[Structured figure records]

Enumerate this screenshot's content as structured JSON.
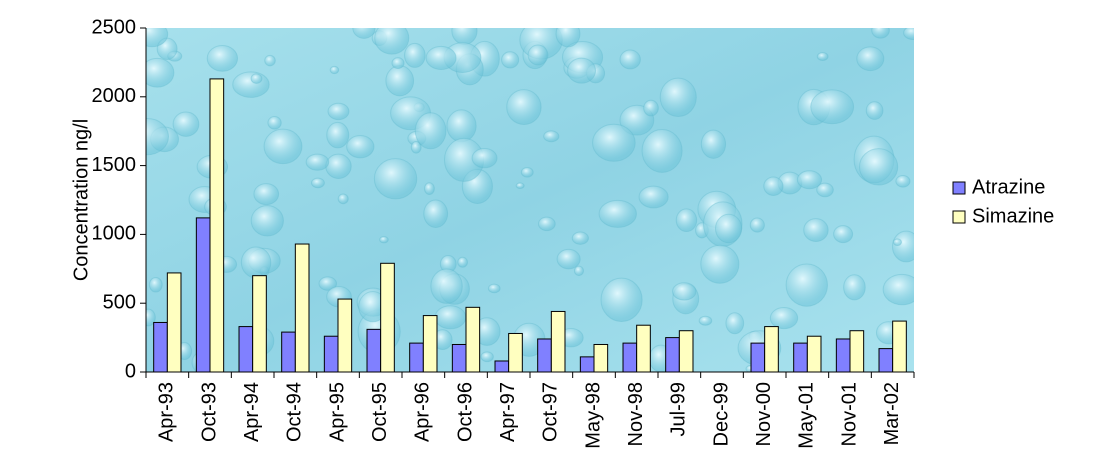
{
  "chart_data": {
    "type": "bar",
    "y_label": "Concentration ng/l",
    "categories": [
      "Apr-93",
      "Oct-93",
      "Apr-94",
      "Oct-94",
      "Apr-95",
      "Oct-95",
      "Apr-96",
      "Oct-96",
      "Apr-97",
      "Oct-97",
      "May-98",
      "Nov-98",
      "Jul-99",
      "Dec-99",
      "Nov-00",
      "May-01",
      "Nov-01",
      "Mar-02"
    ],
    "series": [
      {
        "name": "Atrazine",
        "color": "#8080ff",
        "values": [
          360,
          1120,
          330,
          290,
          260,
          310,
          210,
          200,
          80,
          240,
          110,
          210,
          250,
          null,
          210,
          210,
          240,
          170
        ]
      },
      {
        "name": "Simazine",
        "color": "#ffffc0",
        "values": [
          720,
          2130,
          700,
          930,
          530,
          790,
          410,
          470,
          280,
          440,
          200,
          340,
          300,
          null,
          330,
          260,
          300,
          370
        ]
      }
    ],
    "ylim": [
      0,
      2500
    ],
    "yticks": [
      0,
      500,
      1000,
      1500,
      2000,
      2500
    ],
    "legend": "right"
  }
}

Work to do -
Reproduce all the records verbatim, excluding images.

Exercise solution -
Enumerate this screenshot's content as structured JSON.
{
  "chart_data": {
    "type": "bar",
    "y_label": "Concentration ng/l",
    "categories": [
      "Apr-93",
      "Oct-93",
      "Apr-94",
      "Oct-94",
      "Apr-95",
      "Oct-95",
      "Apr-96",
      "Oct-96",
      "Apr-97",
      "Oct-97",
      "May-98",
      "Nov-98",
      "Jul-99",
      "Dec-99",
      "Nov-00",
      "May-01",
      "Nov-01",
      "Mar-02"
    ],
    "series": [
      {
        "name": "Atrazine",
        "color": "#8080ff",
        "values": [
          360,
          1120,
          330,
          290,
          260,
          310,
          210,
          200,
          80,
          240,
          110,
          210,
          250,
          null,
          210,
          210,
          240,
          170
        ]
      },
      {
        "name": "Simazine",
        "color": "#ffffc0",
        "values": [
          720,
          2130,
          700,
          930,
          530,
          790,
          410,
          470,
          280,
          440,
          200,
          340,
          300,
          null,
          330,
          260,
          300,
          370
        ]
      }
    ],
    "ylim": [
      0,
      2500
    ],
    "yticks": [
      0,
      500,
      1000,
      1500,
      2000,
      2500
    ],
    "legend": "right"
  }
}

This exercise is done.